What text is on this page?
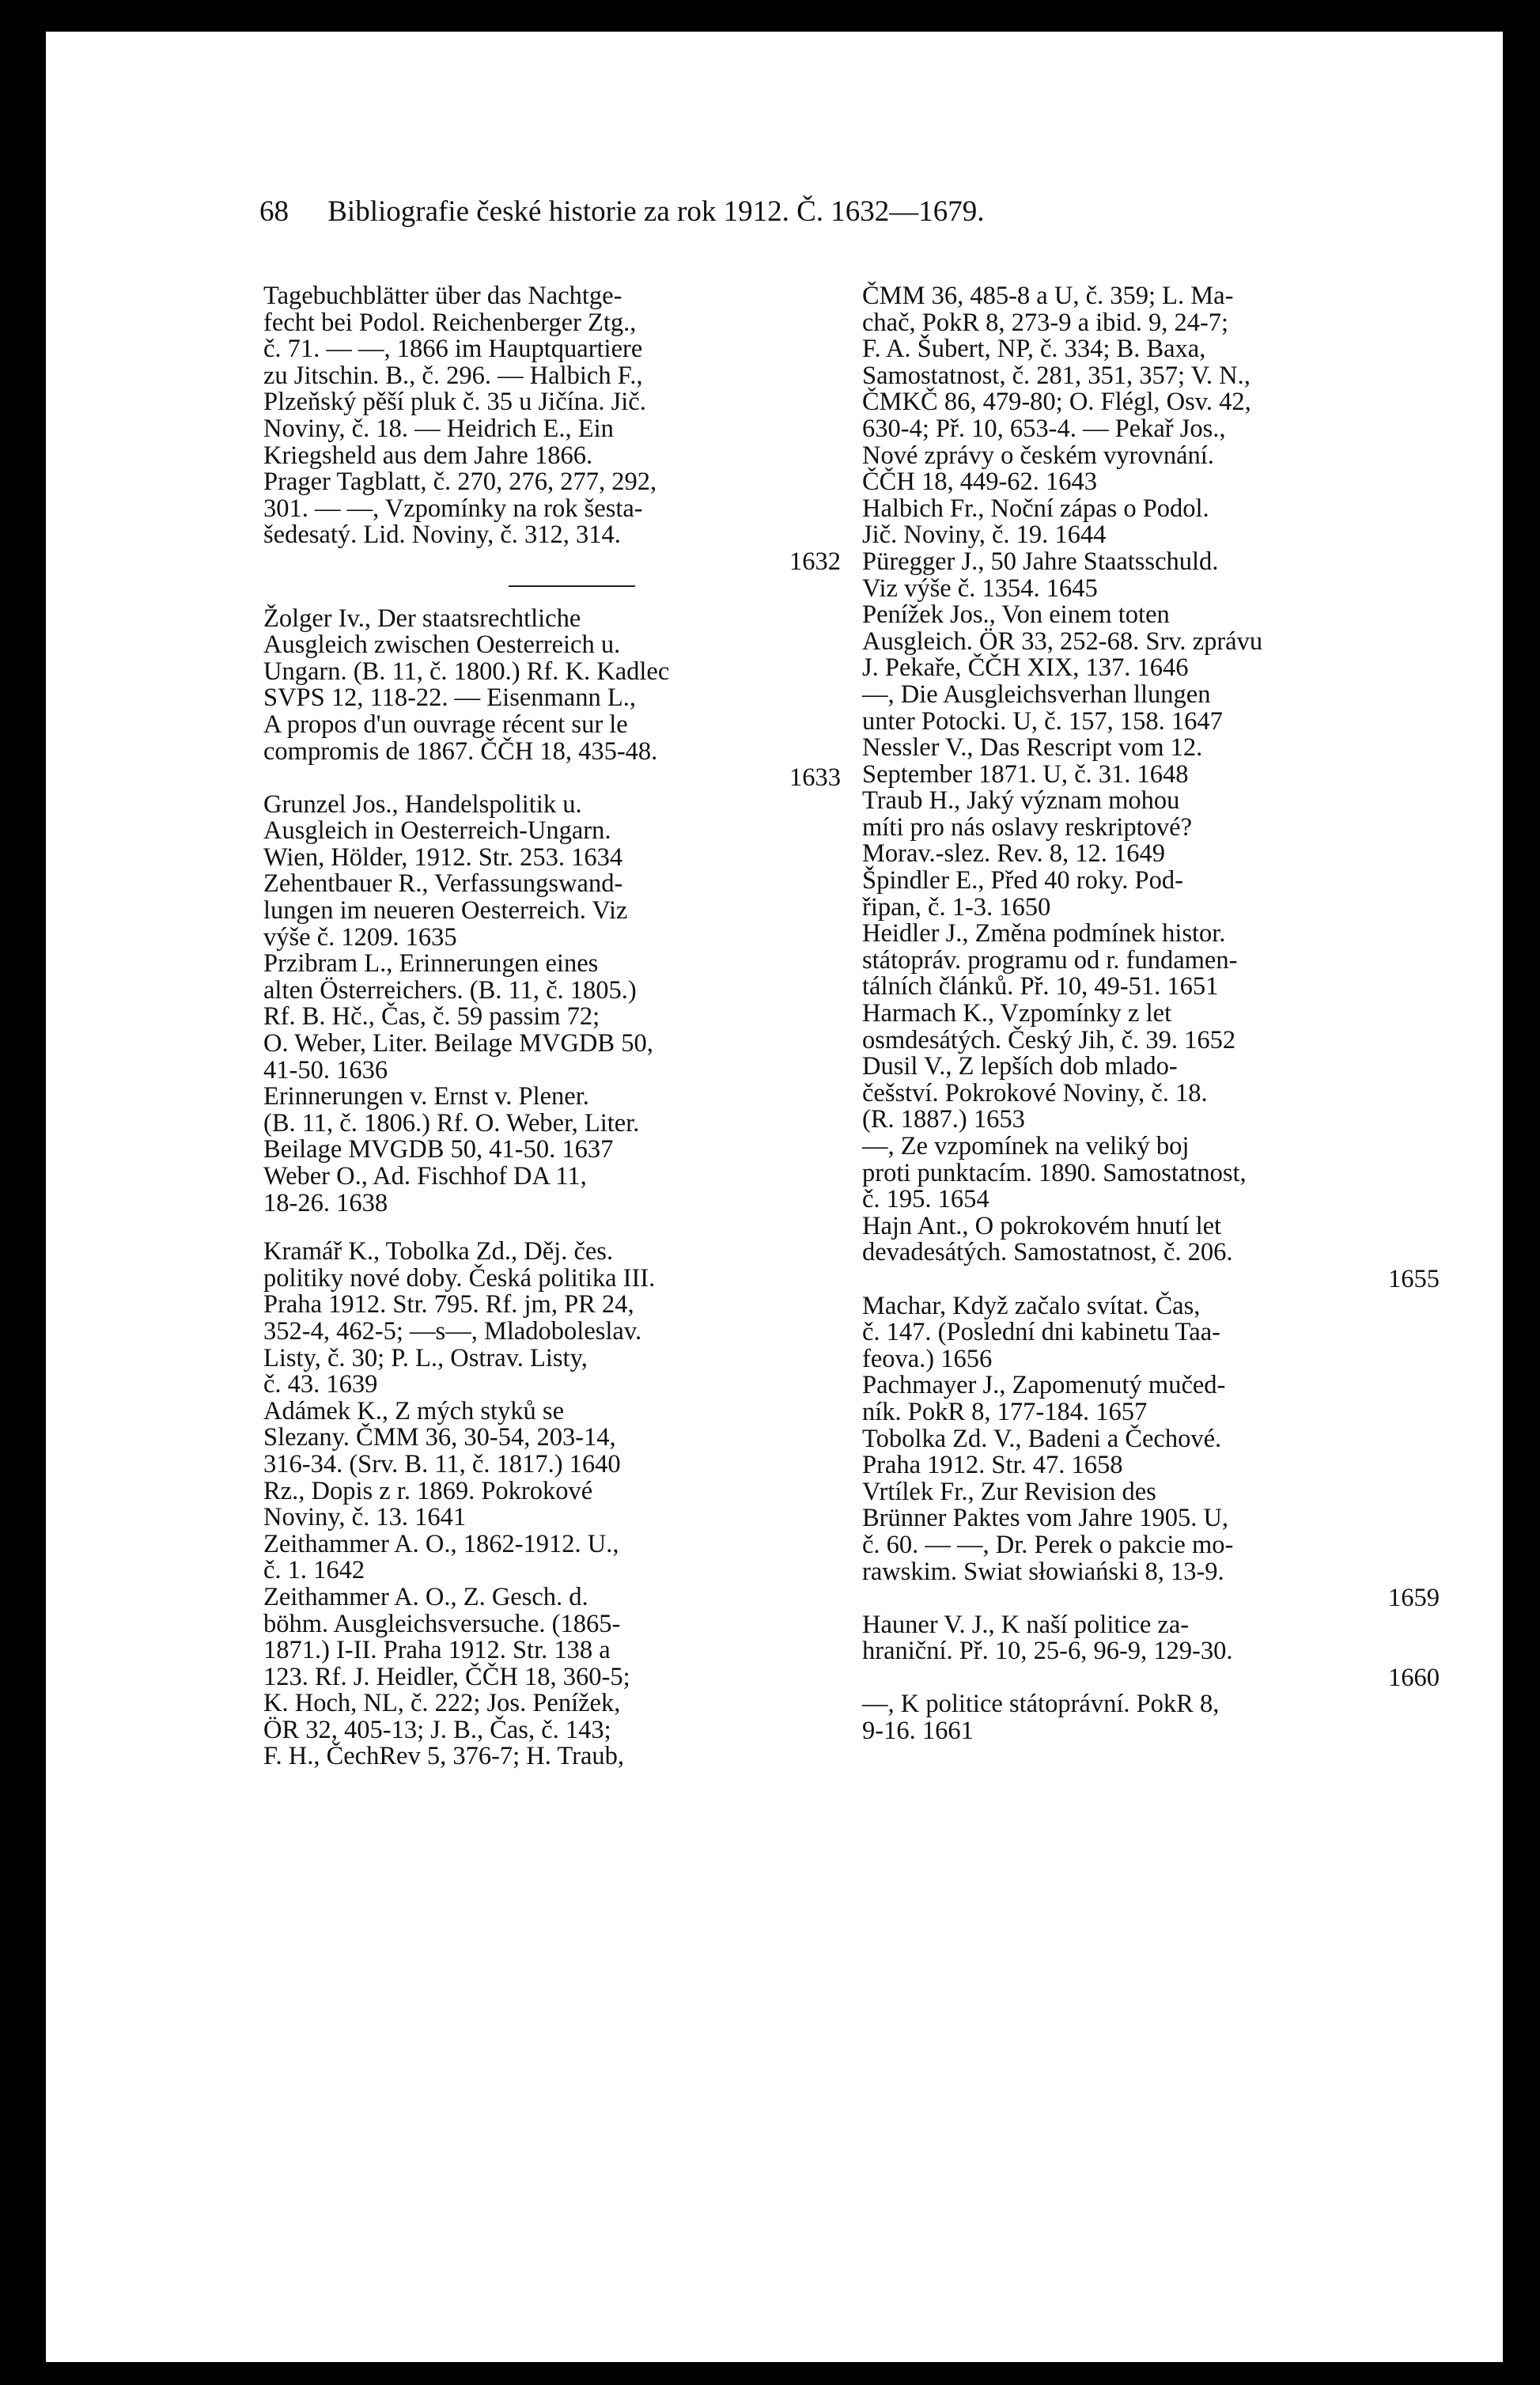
68 Bibliografie české historie za rok 1912. Č. 1632—1679.
Tagebuchblätter über das Nachtge-
fecht bei Podol. Reichenberger Ztg.,
č. 71. — —, 1866 im Hauptquartiere
zu Jitschin. B., č. 296. — Halbich F.,
Plzeňský pěší pluk č. 35 u Jičína. Jič.
Noviny, č. 18. — Heidrich E., Ein
Kriegsheld aus dem Jahre 1866.
Prager Tagblatt, č. 270, 276, 277, 292,
301. — —, Vzpomínky na rok šesta-
šedesatý. Lid. Noviny, č. 312, 314.
1632
Žolger Iv., Der staatsrechtliche
Ausgleich zwischen Oesterreich u.
Ungarn. (B. 11, č. 1800.) Rf. K. Kadlec
SVPS 12, 118-22. — Eisenmann L.,
A propos d'un ouvrage récent sur le
compromis de 1867. ČČH 18, 435-48.
1633
Grunzel Jos., Handelspolitik u.
Ausgleich in Oesterreich-Ungarn.
Wien, Hölder, 1912. Str. 253. 1634
Zehentbauer R., Verfassungswand-
lungen im neueren Oesterreich. Viz
výše č. 1209. 1635
Przibram L., Erinnerungen eines
alten Österreichers. (B. 11, č. 1805.)
Rf. B. Hč., Čas, č. 59 passim 72;
O. Weber, Liter. Beilage MVGDB 50,
41-50. 1636
Erinnerungen v. Ernst v. Plener.
(B. 11, č. 1806.) Rf. O. Weber, Liter.
Beilage MVGDB 50, 41-50. 1637
Weber O., Ad. Fischhof DA 11,
18-26. 1638
Kramář K., Tobolka Zd., Děj. čes.
politiky nové doby. Česká politika III.
Praha 1912. Str. 795. Rf. jm, PR 24,
352-4, 462-5; —s—, Mladoboleslav.
Listy, č. 30; P. L., Ostrav. Listy,
č. 43. 1639
Adámek K., Z mých styků se
Slezany. ČMM 36, 30-54, 203-14,
316-34. (Srv. B. 11, č. 1817.) 1640
Rz., Dopis z r. 1869. Pokrokové
Noviny, č. 13. 1641
Zeithammer A. O., 1862-1912. U.,
č. 1. 1642
Zeithammer A. O., Z. Gesch. d.
böhm. Ausgleichsversuche. (1865-
1871.) I-II. Praha 1912. Str. 138 a
123. Rf. J. Heidler, ČČH 18, 360-5;
K. Hoch, NL, č. 222; Jos. Penížek,
ÖR 32, 405-13; J. B., Čas, č. 143;
F. H., ČechRev 5, 376-7; H. Traub,
ČMM 36, 485-8 a U, č. 359; L. Ma-
chač, PokR 8, 273-9 a ibid. 9, 24-7;
F. A. Šubert, NP, č. 334; B. Baxa,
Samostatnost, č. 281, 351, 357; V. N.,
ČMKČ 86, 479-80; O. Flégl, Osv. 42,
630-4; Př. 10, 653-4. — Pekař Jos.,
Nové zprávy o českém vyrovnání.
ČČH 18, 449-62. 1643
Halbich Fr., Noční zápas o Podol.
Jič. Noviny, č. 19. 1644
Püregger J., 50 Jahre Staatsschuld.
Viz výše č. 1354. 1645
Penížek Jos., Von einem toten
Ausgleich. ÖR 33, 252-68. Srv. zprávu
J. Pekaře, ČČH XIX, 137. 1646
—, Die Ausgleichsverhan llungen
unter Potocki. U, č. 157, 158. 1647
Nessler V., Das Rescript vom 12.
September 1871. U, č. 31. 1648
Traub H., Jaký význam mohou
míti pro nás oslavy reskriptové?
Morav.-slez. Rev. 8, 12. 1649
Špindler E., Před 40 roky. Pod-
řipan, č. 1-3. 1650
Heidler J., Změna podmínek histor.
státopráv. programu od r. fundamen-
tálních článků. Př. 10, 49-51. 1651
Harmach K., Vzpomínky z let
osmdesátých. Český Jih, č. 39. 1652
Dusil V., Z lepších dob mlado-
češství. Pokrokové Noviny, č. 18.
(R. 1887.) 1653
—, Ze vzpomínek na veliký boj
proti punktacím. 1890. Samostatnost,
č. 195. 1654
Hajn Ant., O pokrokovém hnutí let
devadesátých. Samostatnost, č. 206.
1655
Machar, Když začalo svítat. Čas,
č. 147. (Poslední dni kabinetu Taa-
feova.) 1656
Pachmayer J., Zapomenutý mučed-
ník. PokR 8, 177-184. 1657
Tobolka Zd. V., Badeni a Čechové.
Praha 1912. Str. 47. 1658
Vrtílek Fr., Zur Revision des
Brünner Paktes vom Jahre 1905. U,
č. 60. — —, Dr. Perek o pakcie mo-
rawskim. Swiat słowiański 8, 13-9.
1659
Hauner V. J., K naší politice za-
hraniční. Př. 10, 25-6, 96-9, 129-30.
1660
—, K politice státoprávní. PokR 8,
9-16. 1661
━━━━━━━━━━━━━━━━
| Direction |
How many lines in the listing contain "MVGDB"? Answer with the number alone.

| Answer to the exercise |
2